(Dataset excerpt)
^^^^^^^^^^^^^^^^

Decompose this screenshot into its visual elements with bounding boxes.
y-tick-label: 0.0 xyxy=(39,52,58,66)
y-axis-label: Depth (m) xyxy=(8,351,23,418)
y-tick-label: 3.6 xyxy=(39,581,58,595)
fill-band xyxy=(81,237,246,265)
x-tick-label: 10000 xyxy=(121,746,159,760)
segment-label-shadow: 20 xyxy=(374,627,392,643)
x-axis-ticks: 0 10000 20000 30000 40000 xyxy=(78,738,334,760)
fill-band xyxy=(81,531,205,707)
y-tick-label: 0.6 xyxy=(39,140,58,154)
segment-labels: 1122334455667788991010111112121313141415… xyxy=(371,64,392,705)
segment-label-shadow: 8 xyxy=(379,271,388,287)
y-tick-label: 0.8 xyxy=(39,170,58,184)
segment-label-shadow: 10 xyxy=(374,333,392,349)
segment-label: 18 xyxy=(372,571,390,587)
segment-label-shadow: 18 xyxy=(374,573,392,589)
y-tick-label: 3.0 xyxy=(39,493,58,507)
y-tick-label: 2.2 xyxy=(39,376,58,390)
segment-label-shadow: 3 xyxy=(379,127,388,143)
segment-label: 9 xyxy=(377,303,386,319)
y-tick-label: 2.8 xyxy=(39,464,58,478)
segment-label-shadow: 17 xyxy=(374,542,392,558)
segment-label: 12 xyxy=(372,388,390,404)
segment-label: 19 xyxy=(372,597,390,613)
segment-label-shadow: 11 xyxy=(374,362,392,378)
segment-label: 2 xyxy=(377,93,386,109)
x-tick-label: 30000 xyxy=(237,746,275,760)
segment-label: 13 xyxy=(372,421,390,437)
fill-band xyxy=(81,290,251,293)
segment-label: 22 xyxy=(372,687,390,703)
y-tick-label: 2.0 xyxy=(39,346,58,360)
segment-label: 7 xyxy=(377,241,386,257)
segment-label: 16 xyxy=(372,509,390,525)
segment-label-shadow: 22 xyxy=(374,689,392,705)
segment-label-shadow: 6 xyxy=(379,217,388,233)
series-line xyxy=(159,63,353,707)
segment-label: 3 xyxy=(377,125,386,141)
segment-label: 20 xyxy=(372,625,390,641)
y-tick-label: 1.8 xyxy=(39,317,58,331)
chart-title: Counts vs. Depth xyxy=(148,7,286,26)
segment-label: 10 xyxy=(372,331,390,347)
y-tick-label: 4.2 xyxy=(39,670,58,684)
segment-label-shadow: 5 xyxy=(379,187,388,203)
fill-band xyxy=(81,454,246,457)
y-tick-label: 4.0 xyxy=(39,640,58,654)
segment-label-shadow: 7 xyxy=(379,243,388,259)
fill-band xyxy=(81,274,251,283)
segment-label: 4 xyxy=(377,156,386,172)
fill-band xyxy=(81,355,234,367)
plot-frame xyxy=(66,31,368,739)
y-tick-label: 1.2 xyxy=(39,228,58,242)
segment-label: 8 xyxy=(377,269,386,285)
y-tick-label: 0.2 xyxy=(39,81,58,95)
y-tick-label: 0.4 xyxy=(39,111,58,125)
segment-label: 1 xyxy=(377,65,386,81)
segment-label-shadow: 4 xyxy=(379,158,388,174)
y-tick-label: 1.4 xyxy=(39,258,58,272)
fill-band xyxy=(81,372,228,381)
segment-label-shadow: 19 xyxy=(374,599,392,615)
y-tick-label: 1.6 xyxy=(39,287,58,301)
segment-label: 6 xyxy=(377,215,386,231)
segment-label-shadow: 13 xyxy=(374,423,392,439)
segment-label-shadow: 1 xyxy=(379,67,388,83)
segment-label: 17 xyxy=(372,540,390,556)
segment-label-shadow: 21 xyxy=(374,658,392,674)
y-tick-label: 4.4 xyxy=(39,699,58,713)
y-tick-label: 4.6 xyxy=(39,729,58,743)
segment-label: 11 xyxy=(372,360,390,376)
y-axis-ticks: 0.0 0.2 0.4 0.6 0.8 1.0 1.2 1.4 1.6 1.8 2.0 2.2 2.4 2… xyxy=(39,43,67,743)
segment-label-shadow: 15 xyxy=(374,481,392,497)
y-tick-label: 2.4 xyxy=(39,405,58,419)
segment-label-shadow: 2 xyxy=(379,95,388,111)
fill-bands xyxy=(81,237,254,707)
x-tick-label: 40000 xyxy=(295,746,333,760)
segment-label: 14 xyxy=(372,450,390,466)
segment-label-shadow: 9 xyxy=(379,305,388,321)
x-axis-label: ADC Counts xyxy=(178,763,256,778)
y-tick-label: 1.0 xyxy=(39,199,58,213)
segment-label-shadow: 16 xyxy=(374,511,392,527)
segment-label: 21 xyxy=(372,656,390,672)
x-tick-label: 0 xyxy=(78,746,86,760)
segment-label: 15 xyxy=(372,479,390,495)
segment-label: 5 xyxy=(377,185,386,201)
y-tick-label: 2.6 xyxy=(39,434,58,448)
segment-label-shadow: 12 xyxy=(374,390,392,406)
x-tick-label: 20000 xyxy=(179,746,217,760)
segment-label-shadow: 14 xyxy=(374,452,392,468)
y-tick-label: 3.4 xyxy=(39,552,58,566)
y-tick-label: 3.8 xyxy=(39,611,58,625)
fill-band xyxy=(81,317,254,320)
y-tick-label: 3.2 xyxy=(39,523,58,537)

^^^^^^^^^^^^^^^^

*To do*
Reproduce the listing above word for word, from its first line through the line containing "segment-label-shadow: 11 xyxy=(374,362,392,378)", with both of those lines included.

*Task response*
Decompose this screenshot into its visual elements with bounding boxes.
y-tick-label: 0.0 xyxy=(39,52,58,66)
y-axis-label: Depth (m) xyxy=(8,351,23,418)
y-tick-label: 3.6 xyxy=(39,581,58,595)
fill-band xyxy=(81,237,246,265)
x-tick-label: 10000 xyxy=(121,746,159,760)
segment-label-shadow: 20 xyxy=(374,627,392,643)
x-axis-ticks: 0 10000 20000 30000 40000 xyxy=(78,738,334,760)
fill-band xyxy=(81,531,205,707)
y-tick-label: 0.6 xyxy=(39,140,58,154)
segment-labels: 1122334455667788991010111112121313141415… xyxy=(371,64,392,705)
segment-label-shadow: 8 xyxy=(379,271,388,287)
y-tick-label: 0.8 xyxy=(39,170,58,184)
segment-label-shadow: 10 xyxy=(374,333,392,349)
segment-label: 18 xyxy=(372,571,390,587)
segment-label-shadow: 18 xyxy=(374,573,392,589)
y-tick-label: 3.0 xyxy=(39,493,58,507)
y-tick-label: 2.2 xyxy=(39,376,58,390)
segment-label-shadow: 3 xyxy=(379,127,388,143)
segment-label: 9 xyxy=(377,303,386,319)
y-tick-label: 2.8 xyxy=(39,464,58,478)
segment-label-shadow: 17 xyxy=(374,542,392,558)
segment-label: 12 xyxy=(372,388,390,404)
segment-label: 19 xyxy=(372,597,390,613)
segment-label-shadow: 11 xyxy=(374,362,392,378)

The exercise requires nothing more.